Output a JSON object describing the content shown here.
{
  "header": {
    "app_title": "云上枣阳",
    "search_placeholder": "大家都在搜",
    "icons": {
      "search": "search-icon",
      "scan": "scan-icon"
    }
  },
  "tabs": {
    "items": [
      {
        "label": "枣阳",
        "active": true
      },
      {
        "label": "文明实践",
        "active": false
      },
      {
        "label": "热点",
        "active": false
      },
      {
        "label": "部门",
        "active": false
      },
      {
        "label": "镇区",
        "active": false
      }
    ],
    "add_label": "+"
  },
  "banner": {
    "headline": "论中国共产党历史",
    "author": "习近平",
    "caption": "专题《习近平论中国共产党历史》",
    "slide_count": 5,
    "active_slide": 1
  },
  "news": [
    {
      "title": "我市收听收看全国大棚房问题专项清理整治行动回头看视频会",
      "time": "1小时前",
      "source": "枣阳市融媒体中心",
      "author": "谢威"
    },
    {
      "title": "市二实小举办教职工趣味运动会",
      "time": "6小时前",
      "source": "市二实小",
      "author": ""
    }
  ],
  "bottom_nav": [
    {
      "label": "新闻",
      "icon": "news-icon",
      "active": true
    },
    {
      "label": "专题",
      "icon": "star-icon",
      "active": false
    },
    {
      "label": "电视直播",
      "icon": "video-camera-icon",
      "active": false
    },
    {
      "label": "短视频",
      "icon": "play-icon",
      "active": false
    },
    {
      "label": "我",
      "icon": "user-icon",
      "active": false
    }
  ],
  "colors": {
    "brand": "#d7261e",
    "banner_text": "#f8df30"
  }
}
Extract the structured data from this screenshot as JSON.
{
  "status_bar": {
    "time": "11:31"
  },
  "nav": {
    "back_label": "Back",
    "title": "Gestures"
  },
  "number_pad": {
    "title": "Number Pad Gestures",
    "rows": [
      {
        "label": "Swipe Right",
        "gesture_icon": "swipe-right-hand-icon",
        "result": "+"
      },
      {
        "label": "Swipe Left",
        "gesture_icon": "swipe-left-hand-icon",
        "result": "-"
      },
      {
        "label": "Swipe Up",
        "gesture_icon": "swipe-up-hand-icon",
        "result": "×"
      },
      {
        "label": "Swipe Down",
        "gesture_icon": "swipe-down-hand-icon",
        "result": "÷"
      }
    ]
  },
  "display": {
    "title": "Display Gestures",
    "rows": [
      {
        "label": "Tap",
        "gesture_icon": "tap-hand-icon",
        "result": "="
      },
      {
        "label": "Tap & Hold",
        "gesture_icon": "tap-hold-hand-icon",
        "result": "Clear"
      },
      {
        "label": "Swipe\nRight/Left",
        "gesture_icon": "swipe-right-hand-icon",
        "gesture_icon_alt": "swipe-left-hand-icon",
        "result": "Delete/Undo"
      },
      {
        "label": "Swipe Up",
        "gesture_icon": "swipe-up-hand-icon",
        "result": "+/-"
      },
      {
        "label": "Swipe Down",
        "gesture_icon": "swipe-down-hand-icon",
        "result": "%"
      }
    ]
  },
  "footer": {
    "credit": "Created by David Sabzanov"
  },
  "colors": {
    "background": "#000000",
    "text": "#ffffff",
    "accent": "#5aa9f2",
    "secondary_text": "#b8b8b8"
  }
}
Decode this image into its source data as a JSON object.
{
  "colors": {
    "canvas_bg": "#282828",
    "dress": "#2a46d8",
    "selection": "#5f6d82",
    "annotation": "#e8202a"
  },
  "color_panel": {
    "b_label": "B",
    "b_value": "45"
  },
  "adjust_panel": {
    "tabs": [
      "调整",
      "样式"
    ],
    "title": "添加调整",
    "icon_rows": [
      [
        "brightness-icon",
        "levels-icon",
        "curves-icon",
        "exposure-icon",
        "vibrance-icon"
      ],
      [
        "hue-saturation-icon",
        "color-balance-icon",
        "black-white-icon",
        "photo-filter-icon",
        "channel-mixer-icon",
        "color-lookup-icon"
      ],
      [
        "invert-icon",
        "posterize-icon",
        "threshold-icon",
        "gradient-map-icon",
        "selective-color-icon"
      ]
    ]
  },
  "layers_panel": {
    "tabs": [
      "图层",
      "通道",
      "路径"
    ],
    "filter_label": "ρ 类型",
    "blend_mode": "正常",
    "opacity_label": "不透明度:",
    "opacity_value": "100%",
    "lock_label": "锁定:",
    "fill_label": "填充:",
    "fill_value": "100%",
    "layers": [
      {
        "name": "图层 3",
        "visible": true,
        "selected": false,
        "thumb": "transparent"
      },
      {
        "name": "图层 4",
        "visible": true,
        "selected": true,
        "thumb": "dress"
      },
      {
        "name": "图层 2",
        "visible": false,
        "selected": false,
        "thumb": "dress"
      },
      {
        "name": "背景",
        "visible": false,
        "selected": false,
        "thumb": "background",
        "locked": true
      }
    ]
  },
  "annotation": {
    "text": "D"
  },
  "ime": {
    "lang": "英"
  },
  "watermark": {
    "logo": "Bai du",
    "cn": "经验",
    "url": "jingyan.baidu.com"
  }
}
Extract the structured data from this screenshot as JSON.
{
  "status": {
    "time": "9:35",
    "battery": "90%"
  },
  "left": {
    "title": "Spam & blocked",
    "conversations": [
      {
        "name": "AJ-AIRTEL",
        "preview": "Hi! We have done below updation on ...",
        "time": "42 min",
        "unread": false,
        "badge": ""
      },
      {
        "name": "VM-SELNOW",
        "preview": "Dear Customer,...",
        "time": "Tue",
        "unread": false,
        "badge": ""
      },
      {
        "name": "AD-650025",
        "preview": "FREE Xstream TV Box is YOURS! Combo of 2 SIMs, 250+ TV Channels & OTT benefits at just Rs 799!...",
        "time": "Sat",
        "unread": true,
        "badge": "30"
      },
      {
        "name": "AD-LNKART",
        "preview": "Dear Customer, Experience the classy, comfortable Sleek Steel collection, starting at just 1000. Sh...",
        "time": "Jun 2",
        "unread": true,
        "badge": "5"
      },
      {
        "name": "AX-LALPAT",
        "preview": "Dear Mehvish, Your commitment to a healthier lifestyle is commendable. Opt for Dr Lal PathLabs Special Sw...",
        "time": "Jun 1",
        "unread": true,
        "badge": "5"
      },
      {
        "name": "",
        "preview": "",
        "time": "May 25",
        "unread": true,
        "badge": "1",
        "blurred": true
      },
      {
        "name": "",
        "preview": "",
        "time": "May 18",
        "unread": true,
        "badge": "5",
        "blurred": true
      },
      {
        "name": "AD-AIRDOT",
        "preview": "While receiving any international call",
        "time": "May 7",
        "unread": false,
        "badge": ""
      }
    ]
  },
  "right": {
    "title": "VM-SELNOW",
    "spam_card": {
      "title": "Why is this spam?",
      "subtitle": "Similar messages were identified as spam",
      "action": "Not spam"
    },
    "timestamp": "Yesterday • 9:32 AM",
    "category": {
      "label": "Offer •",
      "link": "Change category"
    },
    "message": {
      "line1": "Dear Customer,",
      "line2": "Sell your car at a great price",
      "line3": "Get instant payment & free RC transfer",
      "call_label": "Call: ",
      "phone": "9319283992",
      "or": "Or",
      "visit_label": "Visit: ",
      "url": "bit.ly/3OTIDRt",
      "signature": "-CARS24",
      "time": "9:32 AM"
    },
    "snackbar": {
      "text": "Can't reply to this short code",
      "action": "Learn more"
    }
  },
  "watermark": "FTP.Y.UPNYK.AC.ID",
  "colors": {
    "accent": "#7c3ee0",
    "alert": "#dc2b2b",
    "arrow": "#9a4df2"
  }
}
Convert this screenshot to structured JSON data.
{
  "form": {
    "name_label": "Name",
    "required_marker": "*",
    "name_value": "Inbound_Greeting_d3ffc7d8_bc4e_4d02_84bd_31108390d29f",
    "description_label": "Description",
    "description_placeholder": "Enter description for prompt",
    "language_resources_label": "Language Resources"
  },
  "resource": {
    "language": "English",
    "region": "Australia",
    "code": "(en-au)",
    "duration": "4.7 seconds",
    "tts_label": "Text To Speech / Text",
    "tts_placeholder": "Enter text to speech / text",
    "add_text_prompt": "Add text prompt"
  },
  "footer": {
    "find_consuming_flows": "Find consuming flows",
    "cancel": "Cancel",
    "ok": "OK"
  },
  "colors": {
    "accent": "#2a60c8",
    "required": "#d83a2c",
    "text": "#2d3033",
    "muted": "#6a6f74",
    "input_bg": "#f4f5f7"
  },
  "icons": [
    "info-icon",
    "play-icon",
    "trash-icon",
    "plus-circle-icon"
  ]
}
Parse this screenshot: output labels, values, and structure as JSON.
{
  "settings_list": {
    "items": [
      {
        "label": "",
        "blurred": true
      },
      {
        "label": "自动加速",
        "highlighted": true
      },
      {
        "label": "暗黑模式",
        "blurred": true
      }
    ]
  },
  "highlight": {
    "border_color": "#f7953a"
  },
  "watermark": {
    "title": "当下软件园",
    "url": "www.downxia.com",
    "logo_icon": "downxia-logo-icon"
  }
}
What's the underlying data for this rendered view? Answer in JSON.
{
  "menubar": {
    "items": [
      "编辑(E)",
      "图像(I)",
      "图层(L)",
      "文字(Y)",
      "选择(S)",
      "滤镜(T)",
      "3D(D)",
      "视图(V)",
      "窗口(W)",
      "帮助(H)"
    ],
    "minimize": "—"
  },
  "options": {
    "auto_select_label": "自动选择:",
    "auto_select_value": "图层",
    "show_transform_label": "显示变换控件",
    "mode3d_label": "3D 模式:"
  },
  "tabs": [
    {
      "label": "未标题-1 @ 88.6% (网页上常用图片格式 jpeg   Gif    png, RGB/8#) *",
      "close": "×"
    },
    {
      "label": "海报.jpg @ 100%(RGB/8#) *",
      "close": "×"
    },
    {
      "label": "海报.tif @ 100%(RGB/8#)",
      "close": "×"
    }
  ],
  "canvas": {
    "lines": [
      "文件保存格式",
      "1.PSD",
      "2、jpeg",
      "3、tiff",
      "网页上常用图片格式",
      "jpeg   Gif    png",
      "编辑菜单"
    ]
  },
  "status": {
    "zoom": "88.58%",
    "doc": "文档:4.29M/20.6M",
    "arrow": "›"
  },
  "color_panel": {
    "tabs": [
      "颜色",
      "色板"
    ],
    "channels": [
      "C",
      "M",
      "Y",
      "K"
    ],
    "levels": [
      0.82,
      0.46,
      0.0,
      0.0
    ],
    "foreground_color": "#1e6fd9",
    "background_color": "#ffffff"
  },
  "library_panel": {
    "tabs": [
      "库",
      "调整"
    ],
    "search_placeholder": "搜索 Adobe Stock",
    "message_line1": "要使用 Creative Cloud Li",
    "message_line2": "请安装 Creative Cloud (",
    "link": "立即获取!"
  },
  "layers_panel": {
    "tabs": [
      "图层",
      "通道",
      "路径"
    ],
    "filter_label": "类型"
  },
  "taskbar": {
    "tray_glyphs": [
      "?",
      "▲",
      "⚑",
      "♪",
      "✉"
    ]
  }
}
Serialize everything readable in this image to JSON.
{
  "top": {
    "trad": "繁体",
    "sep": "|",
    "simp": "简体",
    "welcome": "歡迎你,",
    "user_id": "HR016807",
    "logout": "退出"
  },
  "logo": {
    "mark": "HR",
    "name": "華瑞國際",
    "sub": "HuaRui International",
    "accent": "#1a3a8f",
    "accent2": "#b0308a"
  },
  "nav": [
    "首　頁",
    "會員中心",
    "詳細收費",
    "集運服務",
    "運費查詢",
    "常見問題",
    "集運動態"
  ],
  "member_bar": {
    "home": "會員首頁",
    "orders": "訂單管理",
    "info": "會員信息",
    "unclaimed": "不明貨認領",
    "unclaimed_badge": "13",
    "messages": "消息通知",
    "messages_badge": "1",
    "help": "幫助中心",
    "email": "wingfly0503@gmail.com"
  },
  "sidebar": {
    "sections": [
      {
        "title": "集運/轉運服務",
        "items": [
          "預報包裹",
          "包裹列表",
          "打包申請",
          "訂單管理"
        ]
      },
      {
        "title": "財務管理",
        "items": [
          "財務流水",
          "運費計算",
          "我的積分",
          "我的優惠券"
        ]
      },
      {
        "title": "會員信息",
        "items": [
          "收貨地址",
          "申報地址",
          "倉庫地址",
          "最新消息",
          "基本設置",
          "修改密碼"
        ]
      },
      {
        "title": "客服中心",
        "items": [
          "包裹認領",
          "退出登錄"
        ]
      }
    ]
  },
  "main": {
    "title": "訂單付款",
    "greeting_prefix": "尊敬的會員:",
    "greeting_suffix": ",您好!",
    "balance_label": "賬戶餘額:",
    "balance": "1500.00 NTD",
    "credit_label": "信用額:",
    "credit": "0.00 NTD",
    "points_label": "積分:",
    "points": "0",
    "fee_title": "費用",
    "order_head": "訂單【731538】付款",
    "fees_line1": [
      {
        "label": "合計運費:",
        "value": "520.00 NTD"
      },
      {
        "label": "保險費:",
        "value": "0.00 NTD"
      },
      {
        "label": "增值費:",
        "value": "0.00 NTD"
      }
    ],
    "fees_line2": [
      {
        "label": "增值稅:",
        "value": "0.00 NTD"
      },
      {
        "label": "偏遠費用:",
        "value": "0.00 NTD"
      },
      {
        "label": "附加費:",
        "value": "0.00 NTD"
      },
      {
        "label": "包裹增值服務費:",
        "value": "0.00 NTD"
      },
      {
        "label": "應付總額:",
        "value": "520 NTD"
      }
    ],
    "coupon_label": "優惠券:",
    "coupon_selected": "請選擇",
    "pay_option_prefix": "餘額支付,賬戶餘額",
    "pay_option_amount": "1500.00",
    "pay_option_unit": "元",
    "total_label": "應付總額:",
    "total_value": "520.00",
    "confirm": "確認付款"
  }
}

====

▸ **Goal**
Go through the records. Copy each line where "downxia" appears.

▸ **The output**
    "url": "www.downxia.com",
    "logo_icon": "downxia-logo-icon"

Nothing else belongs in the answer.